Write out the whole listing again, exactly as given.
START
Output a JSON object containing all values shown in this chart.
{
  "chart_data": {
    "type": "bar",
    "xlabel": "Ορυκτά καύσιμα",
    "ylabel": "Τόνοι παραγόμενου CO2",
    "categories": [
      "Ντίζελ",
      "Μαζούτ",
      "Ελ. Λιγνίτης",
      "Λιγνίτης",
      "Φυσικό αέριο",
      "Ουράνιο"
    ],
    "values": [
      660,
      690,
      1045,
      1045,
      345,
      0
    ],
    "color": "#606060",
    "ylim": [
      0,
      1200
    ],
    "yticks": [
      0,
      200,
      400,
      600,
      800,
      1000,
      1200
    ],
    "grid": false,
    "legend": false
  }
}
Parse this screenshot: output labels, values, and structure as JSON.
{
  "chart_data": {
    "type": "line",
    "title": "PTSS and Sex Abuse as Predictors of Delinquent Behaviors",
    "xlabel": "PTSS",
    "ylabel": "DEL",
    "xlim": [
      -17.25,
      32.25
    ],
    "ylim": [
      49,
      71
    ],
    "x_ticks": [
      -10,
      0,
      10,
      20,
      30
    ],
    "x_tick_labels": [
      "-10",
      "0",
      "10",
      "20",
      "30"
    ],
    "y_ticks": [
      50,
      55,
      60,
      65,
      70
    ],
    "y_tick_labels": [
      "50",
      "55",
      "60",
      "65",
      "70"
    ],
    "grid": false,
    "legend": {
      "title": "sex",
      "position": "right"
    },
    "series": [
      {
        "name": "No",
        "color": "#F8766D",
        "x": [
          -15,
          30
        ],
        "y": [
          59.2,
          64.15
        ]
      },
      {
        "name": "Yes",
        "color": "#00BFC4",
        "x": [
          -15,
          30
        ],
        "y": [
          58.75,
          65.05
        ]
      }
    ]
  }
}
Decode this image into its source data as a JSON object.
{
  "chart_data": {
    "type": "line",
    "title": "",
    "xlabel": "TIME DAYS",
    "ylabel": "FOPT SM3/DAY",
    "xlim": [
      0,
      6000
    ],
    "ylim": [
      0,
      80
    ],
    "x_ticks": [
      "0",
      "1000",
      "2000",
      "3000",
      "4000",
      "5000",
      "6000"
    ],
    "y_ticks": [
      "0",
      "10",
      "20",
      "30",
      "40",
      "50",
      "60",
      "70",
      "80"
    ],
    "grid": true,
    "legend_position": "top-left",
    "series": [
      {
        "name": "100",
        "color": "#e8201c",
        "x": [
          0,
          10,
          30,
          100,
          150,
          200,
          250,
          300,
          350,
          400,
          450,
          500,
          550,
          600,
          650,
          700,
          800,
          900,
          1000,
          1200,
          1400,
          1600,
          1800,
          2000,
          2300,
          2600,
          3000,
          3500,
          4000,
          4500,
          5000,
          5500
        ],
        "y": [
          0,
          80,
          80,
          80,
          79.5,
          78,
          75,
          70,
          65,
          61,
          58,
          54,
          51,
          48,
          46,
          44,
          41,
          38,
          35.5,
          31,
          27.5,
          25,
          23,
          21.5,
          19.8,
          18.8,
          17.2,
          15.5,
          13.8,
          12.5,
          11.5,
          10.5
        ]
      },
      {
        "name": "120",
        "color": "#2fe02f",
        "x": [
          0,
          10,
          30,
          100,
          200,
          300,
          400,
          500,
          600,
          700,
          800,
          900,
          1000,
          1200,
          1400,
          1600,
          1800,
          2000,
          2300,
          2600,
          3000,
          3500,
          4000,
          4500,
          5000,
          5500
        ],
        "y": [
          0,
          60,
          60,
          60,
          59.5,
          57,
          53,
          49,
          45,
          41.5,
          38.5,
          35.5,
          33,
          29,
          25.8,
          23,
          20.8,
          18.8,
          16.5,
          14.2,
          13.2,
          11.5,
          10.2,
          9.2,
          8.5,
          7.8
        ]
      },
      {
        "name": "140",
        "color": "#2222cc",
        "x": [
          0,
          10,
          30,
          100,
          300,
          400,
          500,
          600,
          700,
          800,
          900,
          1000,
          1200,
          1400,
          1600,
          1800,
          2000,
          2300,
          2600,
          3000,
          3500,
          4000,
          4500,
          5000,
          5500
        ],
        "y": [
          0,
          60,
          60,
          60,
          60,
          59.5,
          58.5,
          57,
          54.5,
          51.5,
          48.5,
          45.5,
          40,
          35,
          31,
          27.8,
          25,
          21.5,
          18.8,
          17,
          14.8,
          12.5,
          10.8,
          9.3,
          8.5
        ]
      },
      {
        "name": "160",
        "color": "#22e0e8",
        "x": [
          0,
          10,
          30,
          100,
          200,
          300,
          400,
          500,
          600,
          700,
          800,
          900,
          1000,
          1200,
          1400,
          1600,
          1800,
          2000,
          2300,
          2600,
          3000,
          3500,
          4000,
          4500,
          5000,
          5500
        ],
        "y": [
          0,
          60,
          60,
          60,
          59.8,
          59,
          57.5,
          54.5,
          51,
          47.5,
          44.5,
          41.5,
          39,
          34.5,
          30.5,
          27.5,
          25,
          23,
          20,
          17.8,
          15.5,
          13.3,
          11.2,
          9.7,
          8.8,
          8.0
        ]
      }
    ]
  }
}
END
SOLUTION TO THE PROBLEM:
Output a JSON object containing all values shown in this chart.
{
  "chart_data": {
    "type": "bar",
    "xlabel": "Ορυκτά καύσιμα",
    "ylabel": "Τόνοι παραγόμενου CO2",
    "categories": [
      "Ντίζελ",
      "Μαζούτ",
      "Ελ. Λιγνίτης",
      "Λιγνίτης",
      "Φυσικό αέριο",
      "Ουράνιο"
    ],
    "values": [
      660,
      690,
      1045,
      1045,
      345,
      0
    ],
    "color": "#606060",
    "ylim": [
      0,
      1200
    ],
    "yticks": [
      0,
      200,
      400,
      600,
      800,
      1000,
      1200
    ],
    "grid": false,
    "legend": false
  }
}
Parse this screenshot: output labels, values, and structure as JSON.
{
  "chart_data": {
    "type": "line",
    "title": "PTSS and Sex Abuse as Predictors of Delinquent Behaviors",
    "xlabel": "PTSS",
    "ylabel": "DEL",
    "xlim": [
      -17.25,
      32.25
    ],
    "ylim": [
      49,
      71
    ],
    "x_ticks": [
      -10,
      0,
      10,
      20,
      30
    ],
    "x_tick_labels": [
      "-10",
      "0",
      "10",
      "20",
      "30"
    ],
    "y_ticks": [
      50,
      55,
      60,
      65,
      70
    ],
    "y_tick_labels": [
      "50",
      "55",
      "60",
      "65",
      "70"
    ],
    "grid": false,
    "legend": {
      "title": "sex",
      "position": "right"
    },
    "series": [
      {
        "name": "No",
        "color": "#F8766D",
        "x": [
          -15,
          30
        ],
        "y": [
          59.2,
          64.15
        ]
      },
      {
        "name": "Yes",
        "color": "#00BFC4",
        "x": [
          -15,
          30
        ],
        "y": [
          58.75,
          65.05
        ]
      }
    ]
  }
}
Decode this image into its source data as a JSON object.
{
  "chart_data": {
    "type": "line",
    "title": "",
    "xlabel": "TIME DAYS",
    "ylabel": "FOPT SM3/DAY",
    "xlim": [
      0,
      6000
    ],
    "ylim": [
      0,
      80
    ],
    "x_ticks": [
      "0",
      "1000",
      "2000",
      "3000",
      "4000",
      "5000",
      "6000"
    ],
    "y_ticks": [
      "0",
      "10",
      "20",
      "30",
      "40",
      "50",
      "60",
      "70",
      "80"
    ],
    "grid": true,
    "legend_position": "top-left",
    "series": [
      {
        "name": "100",
        "color": "#e8201c",
        "x": [
          0,
          10,
          30,
          100,
          150,
          200,
          250,
          300,
          350,
          400,
          450,
          500,
          550,
          600,
          650,
          700,
          800,
          900,
          1000,
          1200,
          1400,
          1600,
          1800,
          2000,
          2300,
          2600,
          3000,
          3500,
          4000,
          4500,
          5000,
          5500
        ],
        "y": [
          0,
          80,
          80,
          80,
          79.5,
          78,
          75,
          70,
          65,
          61,
          58,
          54,
          51,
          48,
          46,
          44,
          41,
          38,
          35.5,
          31,
          27.5,
          25,
          23,
          21.5,
          19.8,
          18.8,
          17.2,
          15.5,
          13.8,
          12.5,
          11.5,
          10.5
        ]
      },
      {
        "name": "120",
        "color": "#2fe02f",
        "x": [
          0,
          10,
          30,
          100,
          200,
          300,
          400,
          500,
          600,
          700,
          800,
          900,
          1000,
          1200,
          1400,
          1600,
          1800,
          2000,
          2300,
          2600,
          3000,
          3500,
          4000,
          4500,
          5000,
          5500
        ],
        "y": [
          0,
          60,
          60,
          60,
          59.5,
          57,
          53,
          49,
          45,
          41.5,
          38.5,
          35.5,
          33,
          29,
          25.8,
          23,
          20.8,
          18.8,
          16.5,
          14.2,
          13.2,
          11.5,
          10.2,
          9.2,
          8.5,
          7.8
        ]
      },
      {
        "name": "140",
        "color": "#2222cc",
        "x": [
          0,
          10,
          30,
          100,
          300,
          400,
          500,
          600,
          700,
          800,
          900,
          1000,
          1200,
          1400,
          1600,
          1800,
          2000,
          2300,
          2600,
          3000,
          3500,
          4000,
          4500,
          5000,
          5500
        ],
        "y": [
          0,
          60,
          60,
          60,
          60,
          59.5,
          58.5,
          57,
          54.5,
          51.5,
          48.5,
          45.5,
          40,
          35,
          31,
          27.8,
          25,
          21.5,
          18.8,
          17,
          14.8,
          12.5,
          10.8,
          9.3,
          8.5
        ]
      },
      {
        "name": "160",
        "color": "#22e0e8",
        "x": [
          0,
          10,
          30,
          100,
          200,
          300,
          400,
          500,
          600,
          700,
          800,
          900,
          1000,
          1200,
          1400,
          1600,
          1800,
          2000,
          2300,
          2600,
          3000,
          3500,
          4000,
          4500,
          5000,
          5500
        ],
        "y": [
          0,
          60,
          60,
          60,
          59.8,
          59,
          57.5,
          54.5,
          51,
          47.5,
          44.5,
          41.5,
          39,
          34.5,
          30.5,
          27.5,
          25,
          23,
          20,
          17.8,
          15.5,
          13.3,
          11.2,
          9.7,
          8.8,
          8.0
        ]
      }
    ]
  }
}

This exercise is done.